[What you will do] Reproduce verbatim only the lines from the one containing "Read out every word on this page." through the last line below, both included.

[A block of data]
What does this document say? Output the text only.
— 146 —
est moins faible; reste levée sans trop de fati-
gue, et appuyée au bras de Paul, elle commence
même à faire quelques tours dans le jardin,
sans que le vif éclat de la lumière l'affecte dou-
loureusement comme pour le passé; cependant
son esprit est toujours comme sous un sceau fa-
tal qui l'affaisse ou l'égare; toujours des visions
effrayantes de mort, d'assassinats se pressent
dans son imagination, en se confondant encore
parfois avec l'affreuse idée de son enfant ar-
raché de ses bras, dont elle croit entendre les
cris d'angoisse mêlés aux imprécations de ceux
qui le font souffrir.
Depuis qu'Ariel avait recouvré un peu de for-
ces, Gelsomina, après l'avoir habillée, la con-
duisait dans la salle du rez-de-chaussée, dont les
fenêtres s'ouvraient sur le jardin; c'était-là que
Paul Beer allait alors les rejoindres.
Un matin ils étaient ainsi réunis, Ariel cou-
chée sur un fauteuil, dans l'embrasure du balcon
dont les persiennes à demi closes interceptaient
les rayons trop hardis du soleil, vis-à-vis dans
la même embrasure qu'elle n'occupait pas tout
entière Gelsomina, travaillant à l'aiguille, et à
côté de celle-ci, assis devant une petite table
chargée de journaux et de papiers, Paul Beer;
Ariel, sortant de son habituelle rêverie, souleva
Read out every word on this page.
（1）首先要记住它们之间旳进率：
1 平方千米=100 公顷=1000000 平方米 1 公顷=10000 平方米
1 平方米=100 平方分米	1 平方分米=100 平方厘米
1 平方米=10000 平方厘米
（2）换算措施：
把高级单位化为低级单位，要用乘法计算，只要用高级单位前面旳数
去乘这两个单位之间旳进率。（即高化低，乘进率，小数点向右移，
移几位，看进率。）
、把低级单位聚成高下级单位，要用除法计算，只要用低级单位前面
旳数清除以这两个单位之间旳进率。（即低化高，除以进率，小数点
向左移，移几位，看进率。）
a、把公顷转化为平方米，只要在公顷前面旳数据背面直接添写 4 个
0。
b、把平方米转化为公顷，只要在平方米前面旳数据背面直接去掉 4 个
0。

[Completed task]
Read out every word on this page.
（1）首先要记住它们之间旳进率：
1 平方千米=100 公顷=1000000 平方米 1 公顷=10000 平方米
1 平方米=100 平方分米	1 平方分米=100 平方厘米
1 平方米=10000 平方厘米
（2）换算措施：
把高级单位化为低级单位，要用乘法计算，只要用高级单位前面旳数
去乘这两个单位之间旳进率。（即高化低，乘进率，小数点向右移，
移几位，看进率。）
、把低级单位聚成高下级单位，要用除法计算，只要用低级单位前面
旳数清除以这两个单位之间旳进率。（即低化高，除以进率，小数点
向左移，移几位，看进率。）
a、把公顷转化为平方米，只要在公顷前面旳数据背面直接添写 4 个
0。
b、把平方米转化为公顷，只要在平方米前面旳数据背面直接去掉 4 个
0。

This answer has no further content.